• **Instruction**
Return the data exactly, with all pictures removed.

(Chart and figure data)
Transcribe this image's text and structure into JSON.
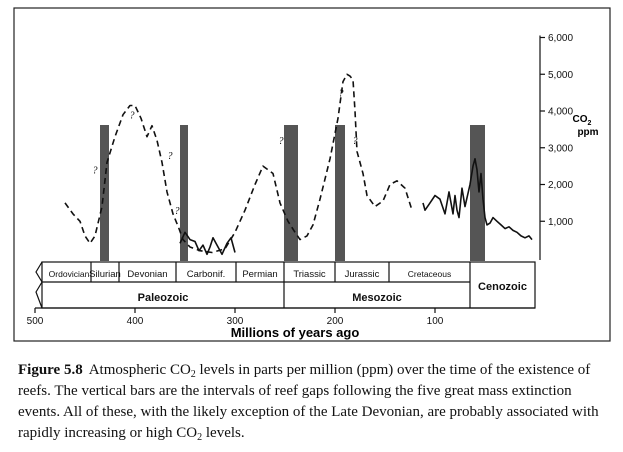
{
  "chart_data": {
    "type": "line",
    "xlabel": "Millions of years ago",
    "ylabel": "CO2 ppm",
    "ylabel_parts": {
      "main": "CO",
      "sub": "2",
      "unit": "ppm"
    },
    "xlim": [
      500,
      0
    ],
    "ylim": [
      0,
      6000
    ],
    "x_ticks": [
      500,
      400,
      300,
      200,
      100
    ],
    "y_ticks": [
      1000,
      2000,
      3000,
      4000,
      5000,
      6000
    ],
    "y_tick_labels": [
      "1,000",
      "2,000",
      "3,000",
      "4,000",
      "5,000",
      "6,000"
    ],
    "grid": false,
    "series": [
      {
        "style": "dashed",
        "x": [
          470,
          462,
          455,
          450,
          445,
          440,
          433,
          428,
          420,
          412,
          405,
          400,
          394,
          388,
          383,
          378,
          373,
          368,
          362,
          356,
          352,
          345,
          335,
          323,
          310,
          300,
          290,
          280,
          272,
          262,
          255,
          247,
          240,
          235,
          228,
          222,
          215,
          205,
          197,
          192,
          188,
          185,
          182,
          180,
          178,
          172,
          168,
          160,
          152,
          145,
          138,
          130,
          123
        ],
        "y": [
          1500,
          1200,
          1000,
          600,
          400,
          600,
          1400,
          2600,
          3300,
          3900,
          4150,
          4150,
          3800,
          3300,
          3600,
          3200,
          2600,
          1800,
          1200,
          800,
          500,
          300,
          200,
          150,
          250,
          700,
          1300,
          2000,
          2500,
          2300,
          1500,
          1000,
          700,
          500,
          600,
          900,
          1600,
          2700,
          3800,
          4800,
          5000,
          4950,
          4850,
          4000,
          2900,
          2300,
          1700,
          1400,
          1550,
          2000,
          2100,
          1900,
          1300
        ]
      },
      {
        "style": "solid",
        "x": [
          112,
          110,
          105,
          100,
          95,
          90,
          86,
          84,
          82,
          80,
          78,
          76,
          73,
          70,
          65,
          62,
          60,
          58,
          56,
          54,
          52,
          50,
          48,
          45,
          42,
          38,
          34,
          30,
          26,
          22,
          18,
          14,
          10,
          6,
          3
        ],
        "y": [
          1500,
          1300,
          1500,
          1700,
          1600,
          1200,
          1800,
          1500,
          1200,
          1700,
          1300,
          1100,
          1900,
          1400,
          2000,
          2500,
          2700,
          2400,
          1800,
          2300,
          1600,
          1100,
          900,
          950,
          1100,
          1000,
          900,
          800,
          850,
          750,
          700,
          600,
          550,
          600,
          500
        ]
      },
      {
        "style": "solid",
        "x": [
          355,
          350,
          345,
          340,
          336,
          332,
          328,
          325,
          322,
          318,
          313,
          308,
          304,
          300
        ],
        "y": [
          400,
          700,
          500,
          450,
          200,
          350,
          100,
          300,
          550,
          350,
          100,
          400,
          550,
          150
        ]
      }
    ],
    "reef_gaps": [
      {
        "start": 435,
        "end": 426
      },
      {
        "start": 355,
        "end": 347
      },
      {
        "start": 251,
        "end": 237
      },
      {
        "start": 200,
        "end": 190
      },
      {
        "start": 65,
        "end": 50
      }
    ],
    "question_marks": [
      {
        "x": 440,
        "y": 2300
      },
      {
        "x": 403,
        "y": 3800
      },
      {
        "x": 365,
        "y": 2700
      },
      {
        "x": 358,
        "y": 1200
      },
      {
        "x": 254,
        "y": 3100
      },
      {
        "x": 194,
        "y": 4400
      },
      {
        "x": 180,
        "y": 3100
      }
    ],
    "periods": [
      {
        "name": "Ordovician",
        "start": 488,
        "end": 444
      },
      {
        "name": "Silurian",
        "start": 444,
        "end": 416
      },
      {
        "name": "Devonian",
        "start": 416,
        "end": 359
      },
      {
        "name": "Carbonif.",
        "start": 359,
        "end": 299
      },
      {
        "name": "Permian",
        "start": 299,
        "end": 251
      },
      {
        "name": "Triassic",
        "start": 251,
        "end": 200
      },
      {
        "name": "Jurassic",
        "start": 200,
        "end": 146
      },
      {
        "name": "Cretaceous",
        "start": 146,
        "end": 65
      }
    ],
    "eras": [
      {
        "name": "Paleozoic",
        "start": 500,
        "end": 251
      },
      {
        "name": "Mesozoic",
        "start": 251,
        "end": 65
      },
      {
        "name": "Cenozoic",
        "start": 65,
        "end": 0
      }
    ]
  },
  "caption": {
    "label": "Figure 5.8",
    "text_parts": [
      {
        "t": "Atmospheric CO"
      },
      {
        "t": "2",
        "sub": true
      },
      {
        "t": " levels in parts per million (ppm) over the time of the existence of reefs. The vertical bars are the intervals of reef gaps following the five great mass extinction events. All of these, with the likely exception of the Late Devonian, are probably associated with rapidly increasing or high CO"
      },
      {
        "t": "2",
        "sub": true
      },
      {
        "t": " levels."
      }
    ]
  }
}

• **Full response**
Transcribe this image's text and structure into JSON.
{
  "chart_data": {
    "type": "line",
    "xlabel": "Millions of years ago",
    "ylabel": "CO2 ppm",
    "ylabel_parts": {
      "main": "CO",
      "sub": "2",
      "unit": "ppm"
    },
    "xlim": [
      500,
      0
    ],
    "ylim": [
      0,
      6000
    ],
    "x_ticks": [
      500,
      400,
      300,
      200,
      100
    ],
    "y_ticks": [
      1000,
      2000,
      3000,
      4000,
      5000,
      6000
    ],
    "y_tick_labels": [
      "1,000",
      "2,000",
      "3,000",
      "4,000",
      "5,000",
      "6,000"
    ],
    "grid": false,
    "series": [
      {
        "style": "dashed",
        "x": [
          470,
          462,
          455,
          450,
          445,
          440,
          433,
          428,
          420,
          412,
          405,
          400,
          394,
          388,
          383,
          378,
          373,
          368,
          362,
          356,
          352,
          345,
          335,
          323,
          310,
          300,
          290,
          280,
          272,
          262,
          255,
          247,
          240,
          235,
          228,
          222,
          215,
          205,
          197,
          192,
          188,
          185,
          182,
          180,
          178,
          172,
          168,
          160,
          152,
          145,
          138,
          130,
          123
        ],
        "y": [
          1500,
          1200,
          1000,
          600,
          400,
          600,
          1400,
          2600,
          3300,
          3900,
          4150,
          4150,
          3800,
          3300,
          3600,
          3200,
          2600,
          1800,
          1200,
          800,
          500,
          300,
          200,
          150,
          250,
          700,
          1300,
          2000,
          2500,
          2300,
          1500,
          1000,
          700,
          500,
          600,
          900,
          1600,
          2700,
          3800,
          4800,
          5000,
          4950,
          4850,
          4000,
          2900,
          2300,
          1700,
          1400,
          1550,
          2000,
          2100,
          1900,
          1300
        ]
      },
      {
        "style": "solid",
        "x": [
          112,
          110,
          105,
          100,
          95,
          90,
          86,
          84,
          82,
          80,
          78,
          76,
          73,
          70,
          65,
          62,
          60,
          58,
          56,
          54,
          52,
          50,
          48,
          45,
          42,
          38,
          34,
          30,
          26,
          22,
          18,
          14,
          10,
          6,
          3
        ],
        "y": [
          1500,
          1300,
          1500,
          1700,
          1600,
          1200,
          1800,
          1500,
          1200,
          1700,
          1300,
          1100,
          1900,
          1400,
          2000,
          2500,
          2700,
          2400,
          1800,
          2300,
          1600,
          1100,
          900,
          950,
          1100,
          1000,
          900,
          800,
          850,
          750,
          700,
          600,
          550,
          600,
          500
        ]
      },
      {
        "style": "solid",
        "x": [
          355,
          350,
          345,
          340,
          336,
          332,
          328,
          325,
          322,
          318,
          313,
          308,
          304,
          300
        ],
        "y": [
          400,
          700,
          500,
          450,
          200,
          350,
          100,
          300,
          550,
          350,
          100,
          400,
          550,
          150
        ]
      }
    ],
    "reef_gaps": [
      {
        "start": 435,
        "end": 426
      },
      {
        "start": 355,
        "end": 347
      },
      {
        "start": 251,
        "end": 237
      },
      {
        "start": 200,
        "end": 190
      },
      {
        "start": 65,
        "end": 50
      }
    ],
    "question_marks": [
      {
        "x": 440,
        "y": 2300
      },
      {
        "x": 403,
        "y": 3800
      },
      {
        "x": 365,
        "y": 2700
      },
      {
        "x": 358,
        "y": 1200
      },
      {
        "x": 254,
        "y": 3100
      },
      {
        "x": 194,
        "y": 4400
      },
      {
        "x": 180,
        "y": 3100
      }
    ],
    "periods": [
      {
        "name": "Ordovician",
        "start": 488,
        "end": 444
      },
      {
        "name": "Silurian",
        "start": 444,
        "end": 416
      },
      {
        "name": "Devonian",
        "start": 416,
        "end": 359
      },
      {
        "name": "Carbonif.",
        "start": 359,
        "end": 299
      },
      {
        "name": "Permian",
        "start": 299,
        "end": 251
      },
      {
        "name": "Triassic",
        "start": 251,
        "end": 200
      },
      {
        "name": "Jurassic",
        "start": 200,
        "end": 146
      },
      {
        "name": "Cretaceous",
        "start": 146,
        "end": 65
      }
    ],
    "eras": [
      {
        "name": "Paleozoic",
        "start": 500,
        "end": 251
      },
      {
        "name": "Mesozoic",
        "start": 251,
        "end": 65
      },
      {
        "name": "Cenozoic",
        "start": 65,
        "end": 0
      }
    ]
  },
  "caption": {
    "label": "Figure 5.8",
    "text_parts": [
      {
        "t": "Atmospheric CO"
      },
      {
        "t": "2",
        "sub": true
      },
      {
        "t": " levels in parts per million (ppm) over the time of the existence of reefs. The vertical bars are the intervals of reef gaps following the five great mass extinction events. All of these, with the likely exception of the Late Devonian, are probably associated with rapidly increasing or high CO"
      },
      {
        "t": "2",
        "sub": true
      },
      {
        "t": " levels."
      }
    ]
  }
}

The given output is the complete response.